* _Objectif_: Rédigez la suite du texte consacré aux questions « Adam, où es-tu ? » et « Où est ton frère ? », en reprenant après sa dernière phrase.
═══ Bloc de texte
Ce matin, à la lumière de la Parole de Dieu que nous avons écoutée, je voudrais proposer des paroles qui surtout provoquent la conscience de tous, poussent à réfléchir et à changer concrètement certaines attitudes.

« Adam, où es-tu ? » : c’est la première demande que Dieu adresse à l’homme après le péché. « Où es-tu, Adam ? ». Et Adam est un homme désorienté qui a perdu sa place dans la création parce qu’il croit devenir puissant, pouvoir tout dominer, être Dieu. Et l’harmonie se rompt, l’homme se trompe et cela se répète aussi dans la relation avec l’autre qui n’est plus le frère à aimer, amis simplement l’autre qui dérange ma vie, mon bien-être. Et Dieu pose la seconde question : « Caïn, où est ton frère, ». Le rêve d’être puissant, d’être grand comme Dieu, ou plutôt d’être Dieu, génère une chaîne d’erreurs, qui est une chaîne de mort, porte à verser le sang du frère !

Ces deux questions de Dieu résonnent aussi aujourd’hui, avec toute leur force ! Beaucoup de nous, je m’y inclus aussi, nous sommes désorientés, nous se sommes plus attentifs au monde dans lequel nous vivons, nous ne soignons pas, nous ne gardons pas ce que Dieu a créé pour tous et nous ne sommes plus capables non plus de nous garder les uns les autres. Et quand cette désorientation assume les dimensions du monde, on arrive à des tragédies comme celle à laquelle nous avons assisté.

« Où est ton frère ? », la voix de son sang crie vers moi, dit Dieu. Ce n’est pas une question adressée aux autres, c’est une question adressée à moi, à toi, à chacun de nous. Ceux-ci parmi nos frères et sœurs cherchaient à sortir de situations difficiles pour trouver un peu de sérénité et de paix ; ils cherchaient un rang meilleur pour eux et pour leurs familles, mais ils ont trouvé la mort. Combien de fois ceux qui cherchent cela ne trouvent pas compréhension, ne trouvent pas accueil, ne trouvent pas solidarité ! Et leurs voix montent jusqu’à Dieu ! Une fois encore, je vous remercie vous habitants de Lampedusa de votre solidarité. J’ai récemment écouté un de ces frères. Avant d’arriver ici, ils ont passé par les mains des trafiquants, ceux exploitent la pauvreté des autres, ces personnes pour qui la pauvreté des autres est une source de revenu. Quelle souffrance ! Et certains n’ont pas pu arriver à destination.
══════
═══ Données brutes
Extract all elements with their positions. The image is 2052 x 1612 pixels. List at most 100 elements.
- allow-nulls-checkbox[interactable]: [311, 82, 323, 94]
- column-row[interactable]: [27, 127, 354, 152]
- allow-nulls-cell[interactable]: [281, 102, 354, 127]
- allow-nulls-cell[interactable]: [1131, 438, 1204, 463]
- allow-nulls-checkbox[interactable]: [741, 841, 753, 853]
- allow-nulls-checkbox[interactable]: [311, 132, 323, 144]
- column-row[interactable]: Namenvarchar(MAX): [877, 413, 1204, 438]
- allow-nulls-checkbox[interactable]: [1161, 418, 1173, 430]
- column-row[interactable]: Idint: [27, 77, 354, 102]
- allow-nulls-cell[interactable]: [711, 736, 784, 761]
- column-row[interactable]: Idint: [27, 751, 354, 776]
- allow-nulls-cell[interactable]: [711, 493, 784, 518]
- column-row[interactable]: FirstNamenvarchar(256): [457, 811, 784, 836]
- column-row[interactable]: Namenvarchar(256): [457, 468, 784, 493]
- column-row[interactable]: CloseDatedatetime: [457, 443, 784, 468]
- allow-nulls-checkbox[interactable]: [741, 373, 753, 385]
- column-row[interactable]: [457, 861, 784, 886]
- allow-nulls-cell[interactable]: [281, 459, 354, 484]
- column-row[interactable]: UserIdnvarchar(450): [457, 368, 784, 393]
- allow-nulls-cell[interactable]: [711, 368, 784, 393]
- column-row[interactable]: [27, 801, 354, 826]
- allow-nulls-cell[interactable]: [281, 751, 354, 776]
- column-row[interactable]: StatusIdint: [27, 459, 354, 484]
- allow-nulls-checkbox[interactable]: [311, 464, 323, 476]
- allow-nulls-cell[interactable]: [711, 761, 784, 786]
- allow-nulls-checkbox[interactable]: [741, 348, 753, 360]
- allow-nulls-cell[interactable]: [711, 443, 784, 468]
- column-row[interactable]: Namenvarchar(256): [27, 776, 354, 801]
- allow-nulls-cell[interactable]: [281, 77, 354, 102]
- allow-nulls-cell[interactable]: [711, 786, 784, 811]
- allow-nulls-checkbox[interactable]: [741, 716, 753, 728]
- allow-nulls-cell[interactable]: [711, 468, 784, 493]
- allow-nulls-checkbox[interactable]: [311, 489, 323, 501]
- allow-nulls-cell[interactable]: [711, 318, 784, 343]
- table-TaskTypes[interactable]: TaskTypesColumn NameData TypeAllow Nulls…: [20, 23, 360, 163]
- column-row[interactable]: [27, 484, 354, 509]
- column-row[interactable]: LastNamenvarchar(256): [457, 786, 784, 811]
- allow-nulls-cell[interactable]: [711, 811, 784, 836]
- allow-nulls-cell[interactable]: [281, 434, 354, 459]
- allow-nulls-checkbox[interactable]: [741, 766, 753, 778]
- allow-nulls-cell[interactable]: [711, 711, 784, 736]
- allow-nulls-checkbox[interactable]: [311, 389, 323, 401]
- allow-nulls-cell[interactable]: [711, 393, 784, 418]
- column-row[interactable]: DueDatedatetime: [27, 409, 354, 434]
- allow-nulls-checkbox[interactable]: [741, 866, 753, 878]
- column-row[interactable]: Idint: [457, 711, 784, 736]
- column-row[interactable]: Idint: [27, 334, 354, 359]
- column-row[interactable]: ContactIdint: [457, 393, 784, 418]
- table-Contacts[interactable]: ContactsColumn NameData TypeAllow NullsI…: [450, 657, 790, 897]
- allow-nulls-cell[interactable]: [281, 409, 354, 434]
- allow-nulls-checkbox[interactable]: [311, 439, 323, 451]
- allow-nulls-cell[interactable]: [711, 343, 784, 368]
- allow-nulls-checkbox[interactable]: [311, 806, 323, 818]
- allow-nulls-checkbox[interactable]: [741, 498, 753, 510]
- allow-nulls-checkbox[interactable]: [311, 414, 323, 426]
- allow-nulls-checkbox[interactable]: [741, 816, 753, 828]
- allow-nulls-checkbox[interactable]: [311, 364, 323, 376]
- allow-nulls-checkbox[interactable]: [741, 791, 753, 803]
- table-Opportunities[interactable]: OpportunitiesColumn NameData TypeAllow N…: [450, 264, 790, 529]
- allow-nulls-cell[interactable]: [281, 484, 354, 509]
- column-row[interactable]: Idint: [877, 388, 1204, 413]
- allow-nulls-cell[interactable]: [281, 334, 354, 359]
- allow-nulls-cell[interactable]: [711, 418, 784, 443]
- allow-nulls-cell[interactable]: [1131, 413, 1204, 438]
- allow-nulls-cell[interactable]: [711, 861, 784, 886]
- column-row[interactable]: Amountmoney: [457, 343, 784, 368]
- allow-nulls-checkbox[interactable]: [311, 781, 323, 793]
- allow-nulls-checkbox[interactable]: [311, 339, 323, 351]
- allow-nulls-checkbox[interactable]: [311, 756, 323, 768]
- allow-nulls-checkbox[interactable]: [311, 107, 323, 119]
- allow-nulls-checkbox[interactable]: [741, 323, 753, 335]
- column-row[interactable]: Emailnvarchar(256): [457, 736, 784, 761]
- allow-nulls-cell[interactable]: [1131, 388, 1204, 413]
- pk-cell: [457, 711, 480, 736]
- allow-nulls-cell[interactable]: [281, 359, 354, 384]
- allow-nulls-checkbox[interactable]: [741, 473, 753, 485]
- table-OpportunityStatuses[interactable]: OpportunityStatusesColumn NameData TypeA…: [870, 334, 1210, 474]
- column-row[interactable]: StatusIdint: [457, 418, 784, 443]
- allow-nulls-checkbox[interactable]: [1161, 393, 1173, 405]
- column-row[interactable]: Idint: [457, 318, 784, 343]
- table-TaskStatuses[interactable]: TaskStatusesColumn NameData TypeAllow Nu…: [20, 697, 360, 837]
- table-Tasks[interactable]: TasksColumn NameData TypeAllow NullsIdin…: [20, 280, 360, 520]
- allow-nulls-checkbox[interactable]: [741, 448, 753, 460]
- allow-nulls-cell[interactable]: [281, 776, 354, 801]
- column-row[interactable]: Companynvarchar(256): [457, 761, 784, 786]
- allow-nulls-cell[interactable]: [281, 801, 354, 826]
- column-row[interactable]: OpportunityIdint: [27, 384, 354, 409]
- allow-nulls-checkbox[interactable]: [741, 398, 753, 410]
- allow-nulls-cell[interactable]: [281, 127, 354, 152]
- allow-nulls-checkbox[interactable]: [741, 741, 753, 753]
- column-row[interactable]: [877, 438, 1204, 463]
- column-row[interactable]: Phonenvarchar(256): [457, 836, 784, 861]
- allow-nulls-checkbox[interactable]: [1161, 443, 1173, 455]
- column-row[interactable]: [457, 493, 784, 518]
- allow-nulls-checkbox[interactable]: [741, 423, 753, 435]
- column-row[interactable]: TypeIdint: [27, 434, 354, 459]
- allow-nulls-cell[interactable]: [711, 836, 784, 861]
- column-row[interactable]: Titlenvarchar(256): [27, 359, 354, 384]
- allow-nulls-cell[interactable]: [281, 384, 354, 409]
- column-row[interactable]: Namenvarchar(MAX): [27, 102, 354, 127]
══════
═══ Données brutes
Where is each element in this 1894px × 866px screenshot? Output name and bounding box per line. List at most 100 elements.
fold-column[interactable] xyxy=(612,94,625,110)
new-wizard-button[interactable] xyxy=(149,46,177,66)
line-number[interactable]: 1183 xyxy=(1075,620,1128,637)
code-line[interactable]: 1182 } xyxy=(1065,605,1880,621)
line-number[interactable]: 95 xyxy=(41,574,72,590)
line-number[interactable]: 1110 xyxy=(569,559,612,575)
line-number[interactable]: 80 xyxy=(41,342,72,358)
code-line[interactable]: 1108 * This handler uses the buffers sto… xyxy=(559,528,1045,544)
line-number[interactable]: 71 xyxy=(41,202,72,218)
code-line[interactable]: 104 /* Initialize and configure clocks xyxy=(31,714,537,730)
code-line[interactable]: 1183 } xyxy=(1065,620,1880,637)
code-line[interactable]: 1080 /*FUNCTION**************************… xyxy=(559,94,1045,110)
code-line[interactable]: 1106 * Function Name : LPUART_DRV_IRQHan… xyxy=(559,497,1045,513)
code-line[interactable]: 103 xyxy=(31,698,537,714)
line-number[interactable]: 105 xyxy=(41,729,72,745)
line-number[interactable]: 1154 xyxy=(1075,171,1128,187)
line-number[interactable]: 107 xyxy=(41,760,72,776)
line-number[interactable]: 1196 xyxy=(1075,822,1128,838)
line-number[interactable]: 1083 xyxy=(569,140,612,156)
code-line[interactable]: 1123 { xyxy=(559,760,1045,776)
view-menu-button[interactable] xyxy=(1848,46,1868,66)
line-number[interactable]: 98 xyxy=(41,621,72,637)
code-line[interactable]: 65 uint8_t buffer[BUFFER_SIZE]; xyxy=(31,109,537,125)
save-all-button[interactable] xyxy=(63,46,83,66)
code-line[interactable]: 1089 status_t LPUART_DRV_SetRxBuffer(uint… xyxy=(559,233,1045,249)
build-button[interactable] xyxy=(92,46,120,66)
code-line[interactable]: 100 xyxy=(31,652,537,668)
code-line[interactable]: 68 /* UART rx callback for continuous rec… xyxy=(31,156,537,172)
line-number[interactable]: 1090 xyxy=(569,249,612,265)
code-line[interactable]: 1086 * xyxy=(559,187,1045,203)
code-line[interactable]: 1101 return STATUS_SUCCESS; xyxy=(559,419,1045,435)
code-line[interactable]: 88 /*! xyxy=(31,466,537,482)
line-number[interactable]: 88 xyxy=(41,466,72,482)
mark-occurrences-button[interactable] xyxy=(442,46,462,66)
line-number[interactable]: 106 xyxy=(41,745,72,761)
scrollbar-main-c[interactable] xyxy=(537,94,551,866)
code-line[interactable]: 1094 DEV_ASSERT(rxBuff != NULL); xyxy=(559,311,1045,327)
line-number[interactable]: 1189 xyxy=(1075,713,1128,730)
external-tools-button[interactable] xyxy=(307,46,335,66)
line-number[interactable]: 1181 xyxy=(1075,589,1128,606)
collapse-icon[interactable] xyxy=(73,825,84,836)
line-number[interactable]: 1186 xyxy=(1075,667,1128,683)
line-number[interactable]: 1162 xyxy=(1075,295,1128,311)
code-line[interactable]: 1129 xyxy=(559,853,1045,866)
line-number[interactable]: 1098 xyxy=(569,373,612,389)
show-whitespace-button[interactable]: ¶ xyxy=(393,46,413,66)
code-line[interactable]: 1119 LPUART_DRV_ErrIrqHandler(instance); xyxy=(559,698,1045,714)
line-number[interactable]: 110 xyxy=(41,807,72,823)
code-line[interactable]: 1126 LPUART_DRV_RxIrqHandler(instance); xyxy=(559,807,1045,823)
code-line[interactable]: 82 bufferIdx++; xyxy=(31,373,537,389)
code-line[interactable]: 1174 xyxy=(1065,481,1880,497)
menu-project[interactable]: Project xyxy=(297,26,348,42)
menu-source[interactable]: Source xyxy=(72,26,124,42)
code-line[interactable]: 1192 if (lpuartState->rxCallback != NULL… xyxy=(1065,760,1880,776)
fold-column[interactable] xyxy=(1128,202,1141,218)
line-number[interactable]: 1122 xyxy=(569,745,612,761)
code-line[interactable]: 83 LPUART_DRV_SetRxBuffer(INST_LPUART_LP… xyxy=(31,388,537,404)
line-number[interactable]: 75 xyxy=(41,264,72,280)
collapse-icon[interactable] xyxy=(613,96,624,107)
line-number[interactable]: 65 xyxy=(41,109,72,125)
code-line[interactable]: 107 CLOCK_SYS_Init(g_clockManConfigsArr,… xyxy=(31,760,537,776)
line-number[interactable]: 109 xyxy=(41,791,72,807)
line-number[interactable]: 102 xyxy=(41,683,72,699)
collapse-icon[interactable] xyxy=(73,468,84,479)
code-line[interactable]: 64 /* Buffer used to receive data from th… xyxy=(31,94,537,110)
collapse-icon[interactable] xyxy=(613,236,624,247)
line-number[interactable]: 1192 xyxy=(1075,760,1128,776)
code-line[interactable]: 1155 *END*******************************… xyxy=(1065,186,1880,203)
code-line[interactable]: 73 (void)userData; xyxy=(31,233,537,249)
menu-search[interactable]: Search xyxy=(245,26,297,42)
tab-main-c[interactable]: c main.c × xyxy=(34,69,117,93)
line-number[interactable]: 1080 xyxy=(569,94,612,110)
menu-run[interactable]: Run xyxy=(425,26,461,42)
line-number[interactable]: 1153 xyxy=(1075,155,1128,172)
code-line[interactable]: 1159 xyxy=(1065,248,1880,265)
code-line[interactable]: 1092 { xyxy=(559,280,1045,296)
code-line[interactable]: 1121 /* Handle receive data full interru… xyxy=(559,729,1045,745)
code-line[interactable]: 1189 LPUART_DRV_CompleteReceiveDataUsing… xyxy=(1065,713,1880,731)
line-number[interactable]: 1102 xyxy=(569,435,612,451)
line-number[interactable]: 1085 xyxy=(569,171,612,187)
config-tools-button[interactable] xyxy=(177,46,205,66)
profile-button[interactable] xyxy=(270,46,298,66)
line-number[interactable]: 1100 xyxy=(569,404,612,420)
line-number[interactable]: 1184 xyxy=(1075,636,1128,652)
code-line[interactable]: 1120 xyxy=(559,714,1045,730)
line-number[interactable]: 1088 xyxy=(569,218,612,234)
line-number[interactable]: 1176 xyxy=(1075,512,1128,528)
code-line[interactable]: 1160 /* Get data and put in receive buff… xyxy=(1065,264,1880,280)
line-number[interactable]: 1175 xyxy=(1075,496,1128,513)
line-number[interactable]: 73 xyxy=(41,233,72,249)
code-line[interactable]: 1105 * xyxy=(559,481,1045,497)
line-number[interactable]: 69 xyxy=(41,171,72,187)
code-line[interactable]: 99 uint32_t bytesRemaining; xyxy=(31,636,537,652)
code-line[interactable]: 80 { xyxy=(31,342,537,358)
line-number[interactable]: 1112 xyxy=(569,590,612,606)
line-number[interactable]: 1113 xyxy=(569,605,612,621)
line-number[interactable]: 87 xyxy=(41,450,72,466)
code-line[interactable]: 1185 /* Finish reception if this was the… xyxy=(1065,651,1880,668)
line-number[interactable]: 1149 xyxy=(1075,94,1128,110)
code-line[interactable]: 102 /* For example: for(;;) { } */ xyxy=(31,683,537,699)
══════
* _Réponse_:
« Où est ton frère ? » Qui est le responsable de ce sang ? Dans la littérature espagnole, il y a une comédie de Lope de Vega qui raconte comment les habitants de la ville de Fuente Ovejuna tuèrent le Gouverneur parce que c’est un tyran, et le font de façon à ce qu’on ne sache pas qui l’a exécuté. Et quand le juge du roi demande : « Qui a tué le Gouverneur ? », tous répondent : « Fuente Ovejuna, Monsieur ». Tous et personne ! Aujourd’hui aussi cette question émerge avec force : qui est le responsable du sang de ces frères et sœurs ? Personne ! Tous nous répondons ainsi : ce n’est pas moi, moi je ne suis pas d’ici, ce sont d’autres, certainement pas moi. Mais Dieu demande à chacun de nous : « Où est le sang de ton frère qui crie vers moi ? ». Aujourd’hui personne dans le monde ne se sent responsable de cela ; nous avons perdu le sens de la responsabilité fraternelle ; nous sommes tombés dans l’attitude hypocrite du prêtre et du serviteur de l’autel, dont parlait Jésus dans la parabole du Bon Samaritain : nous regardons le frère à demi mort sur le bord de la route, peut-être pensons-nous « le pauvre », et continuons notre route, ce n’est pas notre affaire ; et avec cela nous nous mettons l’âme en paix, nous nous sentons en règle. La culture du bien-être, qui nous amène à penser à nous-même, nous rend insensibles aux cris des autres, nous fait vivre dans des bulles de savon, qui sont belles, mais ne sont rien ; elles sont l’illusion du futile, du provisoire, illusion qui porte à l’indifférence envers les autres, et même à la mondialisation de l’indifférence. Dans ce monde de la mondialisation, nous sommes tombés dans la mondialisation de l’indifférence. Nous sommes habitués à la souffrance de l’autre, cela ne nous regarde pas, ne nous intéresse pas, ce n’est pas notre affaire !

Revient la figure de l’Innommé de Manzoni. La mondialisation de l’indifférence nous rend tous "innommés", responsables sans nom et sans visage.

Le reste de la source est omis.